**WHAT YOU NEED TO DO**
Filter the entries that follow, copying every line in which the word "Computer" appears.

%%

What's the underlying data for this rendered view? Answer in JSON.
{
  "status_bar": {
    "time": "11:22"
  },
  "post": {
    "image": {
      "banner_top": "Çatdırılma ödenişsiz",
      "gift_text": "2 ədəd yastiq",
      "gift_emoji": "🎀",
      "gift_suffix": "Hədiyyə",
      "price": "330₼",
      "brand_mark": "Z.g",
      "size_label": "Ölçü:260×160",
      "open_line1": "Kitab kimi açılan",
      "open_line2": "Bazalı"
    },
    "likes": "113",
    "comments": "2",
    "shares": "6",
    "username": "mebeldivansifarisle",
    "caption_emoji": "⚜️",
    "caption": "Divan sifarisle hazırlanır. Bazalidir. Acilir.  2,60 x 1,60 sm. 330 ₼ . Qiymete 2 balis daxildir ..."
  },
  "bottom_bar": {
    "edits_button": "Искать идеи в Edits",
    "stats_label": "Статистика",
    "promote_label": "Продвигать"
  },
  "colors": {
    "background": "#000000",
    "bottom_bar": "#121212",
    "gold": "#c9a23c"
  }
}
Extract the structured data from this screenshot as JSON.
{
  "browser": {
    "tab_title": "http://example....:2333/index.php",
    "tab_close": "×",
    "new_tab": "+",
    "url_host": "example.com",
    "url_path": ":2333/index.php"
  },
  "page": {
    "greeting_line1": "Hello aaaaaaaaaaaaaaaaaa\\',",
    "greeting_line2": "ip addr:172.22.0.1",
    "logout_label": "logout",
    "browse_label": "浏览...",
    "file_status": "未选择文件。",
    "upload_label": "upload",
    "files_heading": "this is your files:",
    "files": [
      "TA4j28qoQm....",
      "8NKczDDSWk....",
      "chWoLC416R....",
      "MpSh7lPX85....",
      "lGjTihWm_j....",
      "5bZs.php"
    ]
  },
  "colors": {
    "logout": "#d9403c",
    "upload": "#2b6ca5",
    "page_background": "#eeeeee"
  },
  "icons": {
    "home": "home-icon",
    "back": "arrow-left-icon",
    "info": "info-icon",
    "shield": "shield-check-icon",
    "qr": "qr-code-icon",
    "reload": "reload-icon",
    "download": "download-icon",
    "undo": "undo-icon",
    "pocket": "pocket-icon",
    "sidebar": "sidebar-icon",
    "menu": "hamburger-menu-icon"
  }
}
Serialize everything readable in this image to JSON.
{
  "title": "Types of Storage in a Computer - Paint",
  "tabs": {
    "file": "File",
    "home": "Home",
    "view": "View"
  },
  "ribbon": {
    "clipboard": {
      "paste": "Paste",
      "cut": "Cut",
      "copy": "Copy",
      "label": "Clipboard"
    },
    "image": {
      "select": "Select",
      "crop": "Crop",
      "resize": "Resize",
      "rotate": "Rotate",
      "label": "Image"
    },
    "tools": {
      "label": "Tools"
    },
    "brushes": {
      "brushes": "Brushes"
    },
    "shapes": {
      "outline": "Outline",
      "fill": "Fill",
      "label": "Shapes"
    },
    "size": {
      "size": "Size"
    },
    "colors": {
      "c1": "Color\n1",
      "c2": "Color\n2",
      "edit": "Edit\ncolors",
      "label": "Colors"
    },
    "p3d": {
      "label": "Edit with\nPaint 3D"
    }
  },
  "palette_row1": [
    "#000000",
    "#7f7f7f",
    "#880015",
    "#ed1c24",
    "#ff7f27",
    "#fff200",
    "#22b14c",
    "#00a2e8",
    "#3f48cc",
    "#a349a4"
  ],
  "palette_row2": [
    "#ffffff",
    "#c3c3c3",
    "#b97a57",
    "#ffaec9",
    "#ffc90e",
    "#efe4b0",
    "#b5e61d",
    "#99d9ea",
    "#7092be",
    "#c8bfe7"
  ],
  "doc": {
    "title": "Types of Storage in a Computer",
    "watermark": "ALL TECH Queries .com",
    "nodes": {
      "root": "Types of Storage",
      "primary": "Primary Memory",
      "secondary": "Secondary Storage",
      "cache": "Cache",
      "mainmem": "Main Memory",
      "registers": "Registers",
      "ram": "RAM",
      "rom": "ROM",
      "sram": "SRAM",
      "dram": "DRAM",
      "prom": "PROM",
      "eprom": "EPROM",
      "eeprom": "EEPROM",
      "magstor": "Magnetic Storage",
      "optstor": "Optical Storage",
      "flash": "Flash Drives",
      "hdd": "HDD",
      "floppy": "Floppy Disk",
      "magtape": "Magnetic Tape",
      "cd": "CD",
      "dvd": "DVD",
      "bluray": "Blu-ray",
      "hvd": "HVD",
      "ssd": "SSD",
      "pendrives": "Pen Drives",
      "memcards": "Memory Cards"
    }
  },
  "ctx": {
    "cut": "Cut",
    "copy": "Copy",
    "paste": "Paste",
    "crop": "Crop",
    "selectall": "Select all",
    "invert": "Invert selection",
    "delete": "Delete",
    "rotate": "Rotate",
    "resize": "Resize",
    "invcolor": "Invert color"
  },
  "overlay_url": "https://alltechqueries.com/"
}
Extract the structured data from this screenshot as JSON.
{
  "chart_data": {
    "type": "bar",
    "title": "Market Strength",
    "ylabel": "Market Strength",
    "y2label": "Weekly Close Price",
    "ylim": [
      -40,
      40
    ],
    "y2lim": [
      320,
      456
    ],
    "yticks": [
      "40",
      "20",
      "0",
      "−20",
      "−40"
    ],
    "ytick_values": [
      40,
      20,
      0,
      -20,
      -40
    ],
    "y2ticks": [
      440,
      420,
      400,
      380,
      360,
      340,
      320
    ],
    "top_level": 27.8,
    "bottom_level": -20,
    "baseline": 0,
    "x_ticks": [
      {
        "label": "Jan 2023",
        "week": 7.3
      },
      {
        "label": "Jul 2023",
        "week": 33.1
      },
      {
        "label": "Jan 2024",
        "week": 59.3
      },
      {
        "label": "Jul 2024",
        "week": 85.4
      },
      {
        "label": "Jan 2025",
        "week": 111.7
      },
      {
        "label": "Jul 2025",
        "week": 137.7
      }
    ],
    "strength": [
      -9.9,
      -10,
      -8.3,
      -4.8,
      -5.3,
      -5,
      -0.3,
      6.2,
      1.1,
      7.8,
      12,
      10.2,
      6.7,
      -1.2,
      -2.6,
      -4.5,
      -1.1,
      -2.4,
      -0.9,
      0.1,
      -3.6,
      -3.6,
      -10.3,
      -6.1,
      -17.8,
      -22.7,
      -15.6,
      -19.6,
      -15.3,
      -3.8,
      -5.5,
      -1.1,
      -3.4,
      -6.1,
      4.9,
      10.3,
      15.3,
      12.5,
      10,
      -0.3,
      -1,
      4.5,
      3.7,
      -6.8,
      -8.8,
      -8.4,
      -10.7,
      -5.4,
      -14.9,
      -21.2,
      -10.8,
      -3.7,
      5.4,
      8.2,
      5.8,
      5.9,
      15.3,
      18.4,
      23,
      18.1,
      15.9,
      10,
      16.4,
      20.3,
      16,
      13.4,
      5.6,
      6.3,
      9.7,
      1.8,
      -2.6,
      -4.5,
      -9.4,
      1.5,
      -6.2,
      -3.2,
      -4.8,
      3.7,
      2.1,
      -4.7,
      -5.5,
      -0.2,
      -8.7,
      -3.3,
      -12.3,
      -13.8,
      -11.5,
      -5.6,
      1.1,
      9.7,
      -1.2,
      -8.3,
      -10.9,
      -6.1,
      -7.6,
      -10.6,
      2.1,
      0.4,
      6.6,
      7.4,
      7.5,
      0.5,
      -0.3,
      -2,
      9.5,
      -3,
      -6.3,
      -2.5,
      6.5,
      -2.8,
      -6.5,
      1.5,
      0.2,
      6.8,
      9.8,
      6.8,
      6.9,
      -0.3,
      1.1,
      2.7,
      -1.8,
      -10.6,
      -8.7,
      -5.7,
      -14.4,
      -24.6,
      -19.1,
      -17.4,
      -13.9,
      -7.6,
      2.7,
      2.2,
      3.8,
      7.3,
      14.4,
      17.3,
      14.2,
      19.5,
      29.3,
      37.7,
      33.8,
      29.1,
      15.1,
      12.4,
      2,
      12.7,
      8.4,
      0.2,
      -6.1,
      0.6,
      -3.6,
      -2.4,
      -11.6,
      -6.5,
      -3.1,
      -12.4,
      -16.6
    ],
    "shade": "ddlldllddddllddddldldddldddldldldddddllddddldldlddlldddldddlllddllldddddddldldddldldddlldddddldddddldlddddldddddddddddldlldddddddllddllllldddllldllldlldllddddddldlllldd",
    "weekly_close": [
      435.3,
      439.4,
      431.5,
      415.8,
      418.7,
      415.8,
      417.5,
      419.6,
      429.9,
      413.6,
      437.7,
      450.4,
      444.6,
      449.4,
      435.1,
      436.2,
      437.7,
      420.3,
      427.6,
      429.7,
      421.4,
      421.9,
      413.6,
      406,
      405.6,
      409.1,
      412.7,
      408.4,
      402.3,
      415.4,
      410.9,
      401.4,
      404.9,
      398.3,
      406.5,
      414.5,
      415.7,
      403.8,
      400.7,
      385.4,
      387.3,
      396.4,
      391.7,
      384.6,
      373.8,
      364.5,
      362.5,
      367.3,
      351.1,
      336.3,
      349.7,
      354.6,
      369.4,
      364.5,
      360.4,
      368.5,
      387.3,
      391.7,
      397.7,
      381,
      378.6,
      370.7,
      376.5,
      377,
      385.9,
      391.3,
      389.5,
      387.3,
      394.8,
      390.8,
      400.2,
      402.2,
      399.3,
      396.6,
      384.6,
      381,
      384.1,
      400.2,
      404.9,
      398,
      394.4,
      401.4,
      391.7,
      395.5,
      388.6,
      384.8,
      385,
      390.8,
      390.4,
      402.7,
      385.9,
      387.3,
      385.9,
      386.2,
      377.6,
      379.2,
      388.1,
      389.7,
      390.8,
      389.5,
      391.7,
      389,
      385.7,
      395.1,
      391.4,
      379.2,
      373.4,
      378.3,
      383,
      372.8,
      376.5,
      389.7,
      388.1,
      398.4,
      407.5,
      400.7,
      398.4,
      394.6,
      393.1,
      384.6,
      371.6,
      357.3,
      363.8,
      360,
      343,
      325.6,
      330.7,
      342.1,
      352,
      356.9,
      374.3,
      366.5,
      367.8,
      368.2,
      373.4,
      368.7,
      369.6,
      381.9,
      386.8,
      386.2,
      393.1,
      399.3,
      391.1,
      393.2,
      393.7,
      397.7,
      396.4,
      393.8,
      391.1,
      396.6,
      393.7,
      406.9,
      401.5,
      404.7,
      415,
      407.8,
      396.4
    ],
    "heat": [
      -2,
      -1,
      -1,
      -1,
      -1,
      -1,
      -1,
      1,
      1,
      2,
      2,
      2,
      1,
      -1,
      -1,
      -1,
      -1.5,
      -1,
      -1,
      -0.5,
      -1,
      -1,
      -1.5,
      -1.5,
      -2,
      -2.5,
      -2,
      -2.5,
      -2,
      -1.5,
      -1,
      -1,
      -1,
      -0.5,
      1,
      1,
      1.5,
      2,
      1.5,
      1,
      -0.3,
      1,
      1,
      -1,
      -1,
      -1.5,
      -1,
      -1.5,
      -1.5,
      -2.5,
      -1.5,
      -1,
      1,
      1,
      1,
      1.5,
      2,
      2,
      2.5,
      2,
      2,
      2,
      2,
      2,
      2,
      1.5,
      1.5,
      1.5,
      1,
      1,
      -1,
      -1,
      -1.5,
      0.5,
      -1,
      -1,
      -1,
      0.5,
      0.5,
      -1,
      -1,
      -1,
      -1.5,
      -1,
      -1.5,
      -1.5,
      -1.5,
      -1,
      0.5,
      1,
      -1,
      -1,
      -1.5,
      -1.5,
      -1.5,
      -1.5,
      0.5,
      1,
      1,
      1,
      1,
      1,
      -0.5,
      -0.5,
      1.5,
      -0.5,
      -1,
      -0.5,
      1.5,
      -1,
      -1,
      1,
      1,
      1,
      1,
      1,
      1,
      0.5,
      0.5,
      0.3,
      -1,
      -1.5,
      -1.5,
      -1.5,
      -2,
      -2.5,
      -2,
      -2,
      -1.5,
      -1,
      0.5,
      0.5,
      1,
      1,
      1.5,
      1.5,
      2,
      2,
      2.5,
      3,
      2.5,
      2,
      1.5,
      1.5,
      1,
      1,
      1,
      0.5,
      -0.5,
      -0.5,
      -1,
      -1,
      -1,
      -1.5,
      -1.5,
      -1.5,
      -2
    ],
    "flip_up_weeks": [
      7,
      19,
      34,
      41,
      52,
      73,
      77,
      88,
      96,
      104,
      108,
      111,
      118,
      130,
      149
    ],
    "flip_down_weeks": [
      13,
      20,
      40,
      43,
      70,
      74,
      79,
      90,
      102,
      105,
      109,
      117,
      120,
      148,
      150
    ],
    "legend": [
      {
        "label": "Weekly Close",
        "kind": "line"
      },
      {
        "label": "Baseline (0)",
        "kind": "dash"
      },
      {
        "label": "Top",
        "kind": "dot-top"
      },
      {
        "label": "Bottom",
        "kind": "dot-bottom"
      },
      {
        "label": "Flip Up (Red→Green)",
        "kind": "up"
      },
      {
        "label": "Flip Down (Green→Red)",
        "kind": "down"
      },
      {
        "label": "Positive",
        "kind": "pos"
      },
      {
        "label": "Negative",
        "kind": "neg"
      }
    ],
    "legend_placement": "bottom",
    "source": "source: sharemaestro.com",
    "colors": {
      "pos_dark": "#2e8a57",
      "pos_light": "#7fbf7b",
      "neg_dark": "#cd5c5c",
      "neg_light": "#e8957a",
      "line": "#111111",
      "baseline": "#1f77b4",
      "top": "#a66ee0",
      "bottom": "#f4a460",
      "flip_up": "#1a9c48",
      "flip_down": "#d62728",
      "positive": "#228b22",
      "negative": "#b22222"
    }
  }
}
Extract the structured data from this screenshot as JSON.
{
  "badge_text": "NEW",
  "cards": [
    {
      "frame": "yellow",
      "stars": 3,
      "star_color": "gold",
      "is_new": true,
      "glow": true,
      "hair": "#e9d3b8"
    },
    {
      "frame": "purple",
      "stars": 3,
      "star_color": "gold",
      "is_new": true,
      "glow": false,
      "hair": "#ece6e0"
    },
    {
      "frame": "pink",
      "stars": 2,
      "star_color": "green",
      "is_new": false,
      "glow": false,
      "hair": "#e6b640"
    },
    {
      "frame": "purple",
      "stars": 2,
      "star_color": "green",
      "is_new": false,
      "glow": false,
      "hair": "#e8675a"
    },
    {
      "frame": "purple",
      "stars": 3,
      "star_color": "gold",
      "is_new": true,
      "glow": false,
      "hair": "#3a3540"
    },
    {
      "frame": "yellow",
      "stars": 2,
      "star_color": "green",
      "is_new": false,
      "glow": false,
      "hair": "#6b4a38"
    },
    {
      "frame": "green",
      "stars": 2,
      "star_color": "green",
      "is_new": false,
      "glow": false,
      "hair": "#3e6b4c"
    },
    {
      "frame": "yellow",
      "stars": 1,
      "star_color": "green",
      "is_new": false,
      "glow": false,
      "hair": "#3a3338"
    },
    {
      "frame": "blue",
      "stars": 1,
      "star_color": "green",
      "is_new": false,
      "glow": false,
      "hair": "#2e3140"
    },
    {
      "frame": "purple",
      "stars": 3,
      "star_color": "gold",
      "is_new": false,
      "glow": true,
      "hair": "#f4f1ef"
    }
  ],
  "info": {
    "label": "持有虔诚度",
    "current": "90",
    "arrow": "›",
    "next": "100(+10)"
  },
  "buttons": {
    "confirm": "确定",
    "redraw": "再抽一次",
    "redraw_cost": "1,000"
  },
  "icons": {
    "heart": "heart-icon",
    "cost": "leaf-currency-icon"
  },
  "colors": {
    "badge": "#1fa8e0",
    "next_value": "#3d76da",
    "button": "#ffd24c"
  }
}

%%

**EXERCISE ANSWER**
  "title": "Types of Storage in a Computer - Paint",
    "title": "Types of Storage in a Computer",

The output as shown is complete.